— Exercise details —
Quote every line below exactly and skip any picture.

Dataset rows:
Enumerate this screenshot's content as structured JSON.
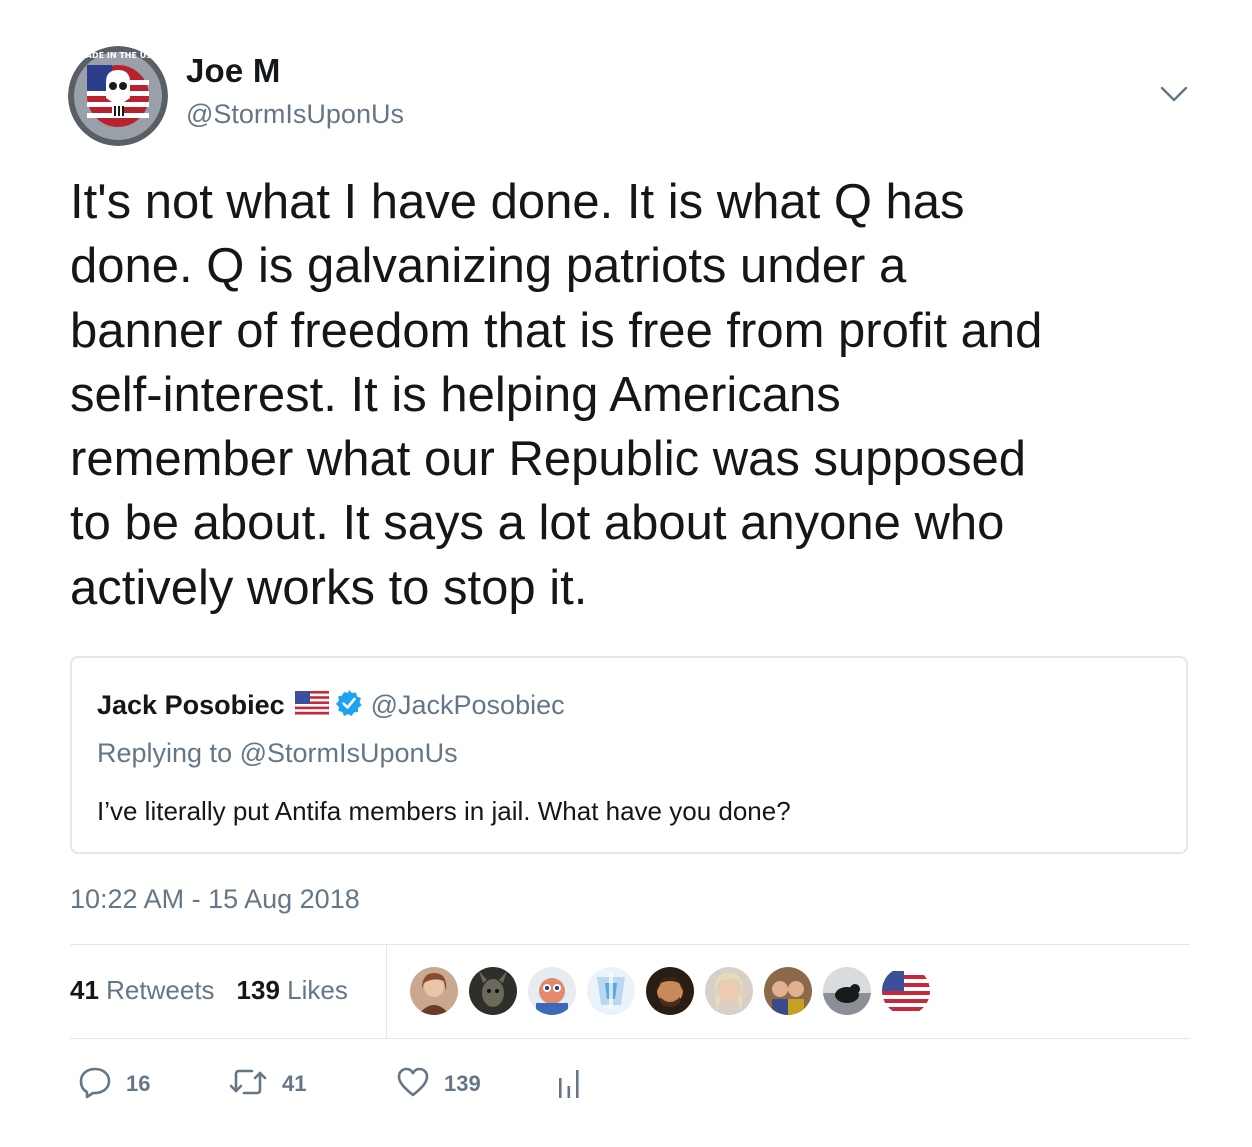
{
  "author": {
    "display_name": "Joe M",
    "handle": "@StormIsUponUs",
    "avatar_icon": "usa-punisher-badge-icon",
    "avatar_ring_text": "MADE IN THE USA"
  },
  "tweet": {
    "text": "It's not what I have done. It is what Q has\ndone. Q is galvanizing patriots under a\nbanner of freedom that is free from profit and\nself-interest. It is helping Americans\nremember what our Republic was supposed\nto be about. It says a lot about anyone who\nactively works to stop it.",
    "timestamp": "10:22 AM - 15 Aug 2018"
  },
  "quoted_tweet": {
    "display_name": "Jack Posobiec",
    "flag_icon": "us-flag-icon",
    "verified_icon": "verified-badge-icon",
    "handle": "@JackPosobiec",
    "replying_prefix": "Replying to",
    "replying_to": "@StormIsUponUs",
    "text": "I’ve literally put Antifa members in jail. What have you done?"
  },
  "stats": {
    "retweets_count": "41",
    "retweets_label": "Retweets",
    "likes_count": "139",
    "likes_label": "Likes"
  },
  "actions": {
    "reply_count": "16",
    "retweet_count": "41",
    "like_count": "139"
  },
  "colors": {
    "text": "#14171a",
    "secondary": "#657786",
    "border": "#e1e8ed",
    "verified": "#1da1f2"
  }
}
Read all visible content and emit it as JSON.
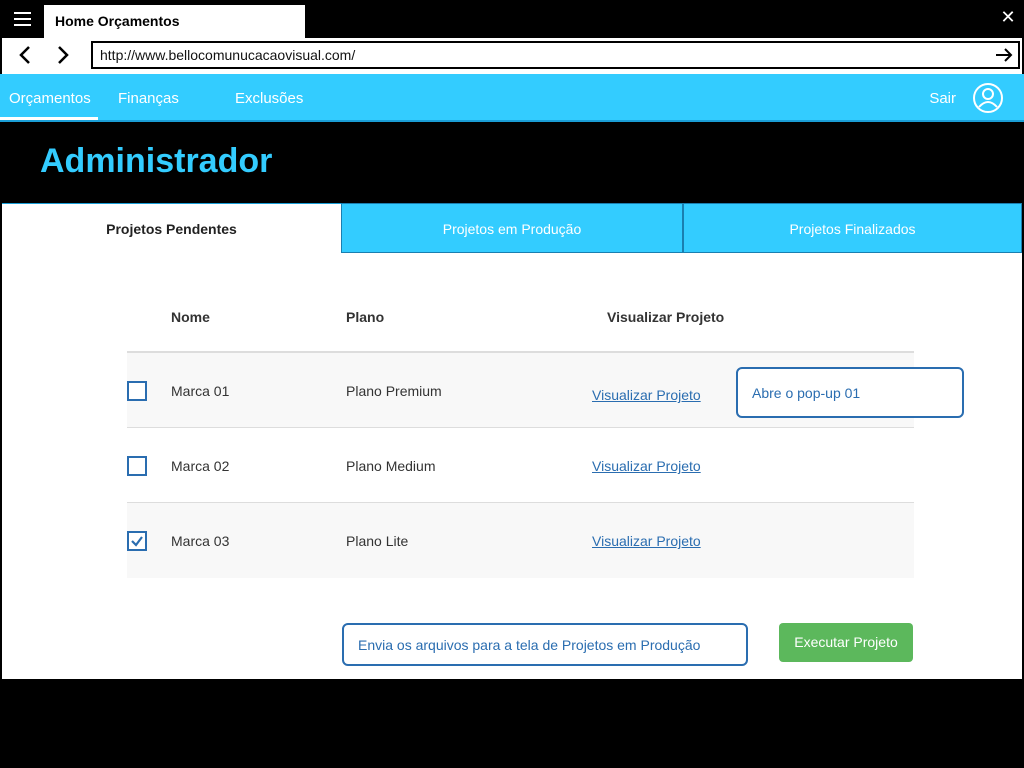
{
  "browser": {
    "tab_title": "Home Orçamentos",
    "url": "http://www.bellocomunucacaovisual.com/"
  },
  "appnav": {
    "items": [
      {
        "label": "Orçamentos",
        "active": true
      },
      {
        "label": "Finanças",
        "active": false
      },
      {
        "label": "Exclusões",
        "active": false
      }
    ],
    "logout_label": "Sair"
  },
  "header": {
    "title": "Administrador"
  },
  "tabs": [
    {
      "label": "Projetos Pendentes",
      "active": true
    },
    {
      "label": "Projetos em Produção",
      "active": false
    },
    {
      "label": "Projetos Finalizados",
      "active": false
    }
  ],
  "table": {
    "columns": [
      "Nome",
      "Plano",
      "Visualizar Projeto"
    ],
    "rows": [
      {
        "nome": "Marca 01",
        "plano": "Plano Premium",
        "link": "Visualizar Projeto",
        "checked": false
      },
      {
        "nome": "Marca 02",
        "plano": "Plano Medium",
        "link": "Visualizar Projeto",
        "checked": false
      },
      {
        "nome": "Marca 03",
        "plano": "Plano Lite",
        "link": "Visualizar Projeto",
        "checked": true
      }
    ]
  },
  "annotations": {
    "popup_note": "Abre o pop-up  01",
    "send_note": "Envia os arquivos para a tela de Projetos em Produção"
  },
  "actions": {
    "execute_label": "Executar Projeto"
  },
  "colors": {
    "accent": "#33ccff",
    "link": "#2a6db0",
    "success": "#5cb85c"
  }
}
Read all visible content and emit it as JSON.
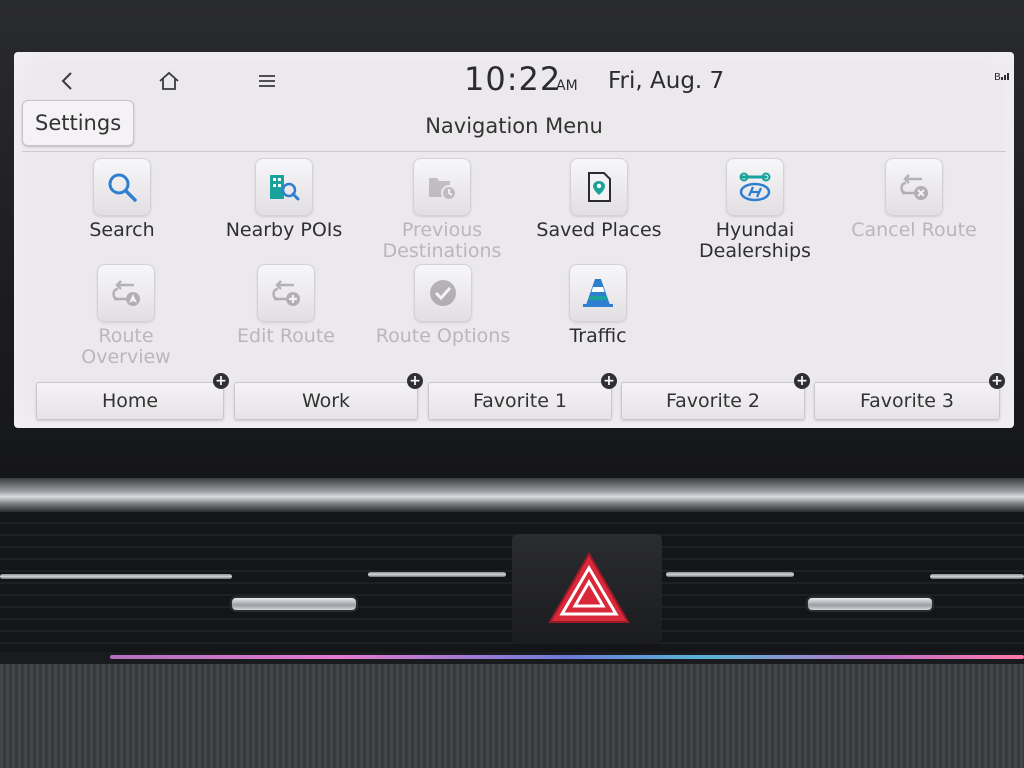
{
  "status_bar": {
    "back_icon": "chevron-left-icon",
    "home_icon": "home-icon",
    "menu_icon": "hamburger-icon",
    "time": "10:22",
    "ampm": "AM",
    "date": "Fri, Aug. 7",
    "signal_label": "B",
    "signal_icon": "bluetooth-signal-icon"
  },
  "header": {
    "settings_label": "Settings",
    "title": "Navigation Menu"
  },
  "menu": {
    "items": [
      {
        "label": "Search",
        "icon": "search-icon",
        "enabled": true
      },
      {
        "label": "Nearby POIs",
        "icon": "nearby-pois-icon",
        "enabled": true
      },
      {
        "label": "Previous Destinations",
        "label_lines": [
          "Previous",
          "Destinations"
        ],
        "icon": "previous-destinations-icon",
        "enabled": false
      },
      {
        "label": "Saved Places",
        "icon": "saved-places-icon",
        "enabled": true
      },
      {
        "label": "Hyundai Dealerships",
        "label_lines": [
          "Hyundai",
          "Dealerships"
        ],
        "icon": "hyundai-dealer-icon",
        "enabled": true
      },
      {
        "label": "Cancel Route",
        "icon": "cancel-route-icon",
        "enabled": false
      },
      {
        "label": "Route Overview",
        "label_lines": [
          "Route",
          "Overview"
        ],
        "icon": "route-overview-icon",
        "enabled": false
      },
      {
        "label": "Edit Route",
        "icon": "edit-route-icon",
        "enabled": false
      },
      {
        "label": "Route Options",
        "icon": "route-options-icon",
        "enabled": false
      },
      {
        "label": "Traffic",
        "icon": "traffic-cone-icon",
        "enabled": true
      }
    ]
  },
  "favorites": [
    {
      "label": "Home"
    },
    {
      "label": "Work"
    },
    {
      "label": "Favorite 1"
    },
    {
      "label": "Favorite 2"
    },
    {
      "label": "Favorite 3"
    }
  ],
  "colors": {
    "screen_bg": "#ece9ed",
    "accent_teal": "#1aa39a",
    "accent_blue": "#2f7fd0",
    "hazard_red": "#d8283a"
  }
}
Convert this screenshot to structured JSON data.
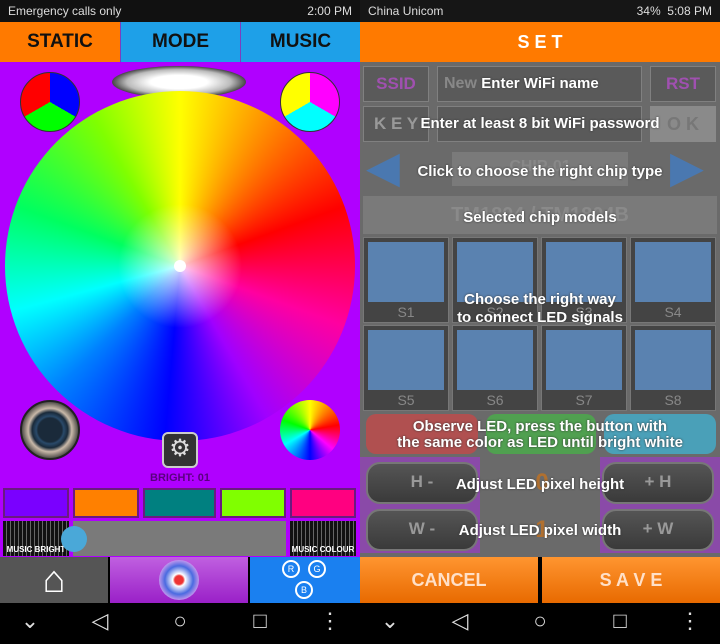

— Result below —
Enumerate this screenshot's content as structured JSON.
{
  "author": {
    "display_name": "Joe M",
    "handle": "@StormIsUponUs",
    "avatar_icon": "usa-punisher-badge-icon",
    "avatar_ring_text": "MADE IN THE USA"
  },
  "tweet": {
    "text": "It's not what I have done. It is what Q has\ndone. Q is galvanizing patriots under a\nbanner of freedom that is free from profit and\nself-interest. It is helping Americans\nremember what our Republic was supposed\nto be about. It says a lot about anyone who\nactively works to stop it.",
    "timestamp": "10:22 AM - 15 Aug 2018"
  },
  "quoted_tweet": {
    "display_name": "Jack Posobiec",
    "flag_icon": "us-flag-icon",
    "verified_icon": "verified-badge-icon",
    "handle": "@JackPosobiec",
    "replying_prefix": "Replying to",
    "replying_to": "@StormIsUponUs",
    "text": "I’ve literally put Antifa members in jail. What have you done?"
  },
  "stats": {
    "retweets_count": "41",
    "retweets_label": "Retweets",
    "likes_count": "139",
    "likes_label": "Likes"
  },
  "actions": {
    "reply_count": "16",
    "retweet_count": "41",
    "like_count": "139"
  },
  "colors": {
    "text": "#14171a",
    "secondary": "#657786",
    "border": "#e1e8ed",
    "verified": "#1da1f2"
  }
}
Read all visible content and emit it as JSON.
{
  "browser": {
    "tab_title": "Home Orçamentos",
    "url": "http://www.bellocomunucacaovisual.com/"
  },
  "appnav": {
    "items": [
      {
        "label": "Orçamentos",
        "active": true
      },
      {
        "label": "Finanças",
        "active": false
      },
      {
        "label": "Exclusões",
        "active": false
      }
    ],
    "logout_label": "Sair"
  },
  "header": {
    "title": "Administrador"
  },
  "tabs": [
    {
      "label": "Projetos Pendentes",
      "active": true
    },
    {
      "label": "Projetos em Produção",
      "active": false
    },
    {
      "label": "Projetos Finalizados",
      "active": false
    }
  ],
  "table": {
    "columns": [
      "Nome",
      "Plano",
      "Visualizar Projeto"
    ],
    "rows": [
      {
        "nome": "Marca 01",
        "plano": "Plano Premium",
        "link": "Visualizar Projeto",
        "checked": false
      },
      {
        "nome": "Marca 02",
        "plano": "Plano Medium",
        "link": "Visualizar Projeto",
        "checked": false
      },
      {
        "nome": "Marca 03",
        "plano": "Plano Lite",
        "link": "Visualizar Projeto",
        "checked": true
      }
    ]
  },
  "annotations": {
    "popup_note": "Abre o pop-up  01",
    "send_note": "Envia os arquivos para a tela de Projetos em Produção"
  },
  "actions": {
    "execute_label": "Executar Projeto"
  },
  "colors": {
    "accent": "#33ccff",
    "link": "#2a6db0",
    "success": "#5cb85c"
  }
}
Read all visible content and emit it as JSON.
{
  "status_bar": {
    "back_icon": "chevron-left-icon",
    "home_icon": "home-icon",
    "menu_icon": "hamburger-icon",
    "time": "10:22",
    "ampm": "AM",
    "date": "Fri, Aug. 7",
    "signal_label": "B",
    "signal_icon": "bluetooth-signal-icon"
  },
  "header": {
    "settings_label": "Settings",
    "title": "Navigation Menu"
  },
  "menu": {
    "items": [
      {
        "label": "Search",
        "icon": "search-icon",
        "enabled": true
      },
      {
        "label": "Nearby POIs",
        "icon": "nearby-pois-icon",
        "enabled": true
      },
      {
        "label": "Previous Destinations",
        "label_lines": [
          "Previous",
          "Destinations"
        ],
        "icon": "previous-destinations-icon",
        "enabled": false
      },
      {
        "label": "Saved Places",
        "icon": "saved-places-icon",
        "enabled": true
      },
      {
        "label": "Hyundai Dealerships",
        "label_lines": [
          "Hyundai",
          "Dealerships"
        ],
        "icon": "hyundai-dealer-icon",
        "enabled": true
      },
      {
        "label": "Cancel Route",
        "icon": "cancel-route-icon",
        "enabled": false
      },
      {
        "label": "Route Overview",
        "label_lines": [
          "Route",
          "Overview"
        ],
        "icon": "route-overview-icon",
        "enabled": false
      },
      {
        "label": "Edit Route",
        "icon": "edit-route-icon",
        "enabled": false
      },
      {
        "label": "Route Options",
        "icon": "route-options-icon",
        "enabled": false
      },
      {
        "label": "Traffic",
        "icon": "traffic-cone-icon",
        "enabled": true
      }
    ]
  },
  "favorites": [
    {
      "label": "Home"
    },
    {
      "label": "Work"
    },
    {
      "label": "Favorite 1"
    },
    {
      "label": "Favorite 2"
    },
    {
      "label": "Favorite 3"
    }
  ],
  "colors": {
    "screen_bg": "#ece9ed",
    "accent_teal": "#1aa39a",
    "accent_blue": "#2f7fd0",
    "hazard_red": "#d8283a"
  }
}
Convert this screenshot to structured JSON data.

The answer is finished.